Exercise objective:
Check every line of the entries below for the word "page", and copy the ones that have it.

## begin

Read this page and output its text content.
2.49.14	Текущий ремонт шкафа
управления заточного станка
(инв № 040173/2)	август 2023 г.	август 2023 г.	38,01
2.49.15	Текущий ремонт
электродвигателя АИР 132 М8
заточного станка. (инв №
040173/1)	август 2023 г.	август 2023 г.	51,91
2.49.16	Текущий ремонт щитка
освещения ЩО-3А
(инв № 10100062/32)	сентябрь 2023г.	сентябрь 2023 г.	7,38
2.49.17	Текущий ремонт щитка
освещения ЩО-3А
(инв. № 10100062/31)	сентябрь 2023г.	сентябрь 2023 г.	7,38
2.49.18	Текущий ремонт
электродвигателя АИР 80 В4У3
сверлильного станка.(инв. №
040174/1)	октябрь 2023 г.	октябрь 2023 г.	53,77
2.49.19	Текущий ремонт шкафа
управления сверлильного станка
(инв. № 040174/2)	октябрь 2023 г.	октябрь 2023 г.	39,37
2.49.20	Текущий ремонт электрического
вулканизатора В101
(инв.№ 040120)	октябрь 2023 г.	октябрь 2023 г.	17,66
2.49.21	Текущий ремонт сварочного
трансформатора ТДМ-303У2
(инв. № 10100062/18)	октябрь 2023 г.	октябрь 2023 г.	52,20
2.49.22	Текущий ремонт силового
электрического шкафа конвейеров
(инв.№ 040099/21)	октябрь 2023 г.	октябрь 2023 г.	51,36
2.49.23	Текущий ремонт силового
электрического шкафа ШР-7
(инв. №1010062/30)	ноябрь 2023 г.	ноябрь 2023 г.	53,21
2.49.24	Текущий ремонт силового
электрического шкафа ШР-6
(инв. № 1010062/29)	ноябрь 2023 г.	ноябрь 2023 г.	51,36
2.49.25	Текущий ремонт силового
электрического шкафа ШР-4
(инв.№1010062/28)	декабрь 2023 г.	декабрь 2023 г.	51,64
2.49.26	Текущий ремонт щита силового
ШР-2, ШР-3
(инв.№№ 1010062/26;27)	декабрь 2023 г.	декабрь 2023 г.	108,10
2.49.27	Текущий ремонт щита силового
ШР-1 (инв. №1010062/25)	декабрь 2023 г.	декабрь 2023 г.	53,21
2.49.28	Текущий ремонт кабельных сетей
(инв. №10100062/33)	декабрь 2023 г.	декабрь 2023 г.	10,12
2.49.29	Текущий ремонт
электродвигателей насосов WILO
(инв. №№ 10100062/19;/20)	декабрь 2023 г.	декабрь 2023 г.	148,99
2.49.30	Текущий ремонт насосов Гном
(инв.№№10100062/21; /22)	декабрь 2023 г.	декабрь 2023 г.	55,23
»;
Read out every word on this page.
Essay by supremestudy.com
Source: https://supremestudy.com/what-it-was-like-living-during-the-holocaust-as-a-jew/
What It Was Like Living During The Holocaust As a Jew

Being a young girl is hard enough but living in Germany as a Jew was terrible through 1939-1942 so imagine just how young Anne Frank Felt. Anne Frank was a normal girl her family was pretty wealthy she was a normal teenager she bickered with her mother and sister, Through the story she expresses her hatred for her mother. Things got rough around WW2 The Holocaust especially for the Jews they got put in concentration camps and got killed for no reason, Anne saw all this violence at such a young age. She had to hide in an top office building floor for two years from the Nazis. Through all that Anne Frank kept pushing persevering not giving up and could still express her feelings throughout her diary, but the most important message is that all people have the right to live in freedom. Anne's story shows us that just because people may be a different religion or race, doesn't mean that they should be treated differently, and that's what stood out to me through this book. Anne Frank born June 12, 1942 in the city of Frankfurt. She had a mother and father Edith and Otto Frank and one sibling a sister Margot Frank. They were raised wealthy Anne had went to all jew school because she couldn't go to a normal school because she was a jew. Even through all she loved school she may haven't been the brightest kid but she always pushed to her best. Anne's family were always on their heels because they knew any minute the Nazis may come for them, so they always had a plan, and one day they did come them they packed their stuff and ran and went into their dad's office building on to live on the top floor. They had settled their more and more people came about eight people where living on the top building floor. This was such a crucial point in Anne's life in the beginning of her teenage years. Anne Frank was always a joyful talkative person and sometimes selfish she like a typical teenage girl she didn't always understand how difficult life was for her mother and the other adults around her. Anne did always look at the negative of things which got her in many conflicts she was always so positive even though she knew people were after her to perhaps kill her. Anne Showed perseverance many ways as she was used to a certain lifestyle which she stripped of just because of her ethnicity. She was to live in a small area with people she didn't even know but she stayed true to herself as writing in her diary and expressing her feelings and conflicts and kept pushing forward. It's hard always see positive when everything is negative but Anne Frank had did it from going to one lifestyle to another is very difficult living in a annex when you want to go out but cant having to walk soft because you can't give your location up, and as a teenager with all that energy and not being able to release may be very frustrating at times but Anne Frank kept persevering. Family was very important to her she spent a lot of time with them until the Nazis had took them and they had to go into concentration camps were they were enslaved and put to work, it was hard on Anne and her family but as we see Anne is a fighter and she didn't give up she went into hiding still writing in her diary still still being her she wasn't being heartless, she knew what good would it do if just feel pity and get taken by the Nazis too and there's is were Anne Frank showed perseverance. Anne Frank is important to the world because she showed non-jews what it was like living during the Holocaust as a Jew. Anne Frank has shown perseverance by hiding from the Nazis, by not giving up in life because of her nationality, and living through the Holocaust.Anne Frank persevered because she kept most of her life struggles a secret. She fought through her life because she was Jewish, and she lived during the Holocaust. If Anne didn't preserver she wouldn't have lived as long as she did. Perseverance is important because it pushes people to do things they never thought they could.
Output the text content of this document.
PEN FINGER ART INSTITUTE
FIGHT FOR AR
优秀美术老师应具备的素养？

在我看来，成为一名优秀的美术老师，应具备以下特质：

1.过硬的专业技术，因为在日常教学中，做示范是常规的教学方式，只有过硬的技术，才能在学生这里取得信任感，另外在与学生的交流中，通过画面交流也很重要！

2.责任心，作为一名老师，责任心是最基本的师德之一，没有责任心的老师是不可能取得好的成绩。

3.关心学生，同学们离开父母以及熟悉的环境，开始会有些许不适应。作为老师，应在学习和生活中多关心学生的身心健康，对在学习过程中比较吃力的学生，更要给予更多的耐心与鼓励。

## end

Response to the exercise:
Read this page and output its text content.
Read out every word on this page.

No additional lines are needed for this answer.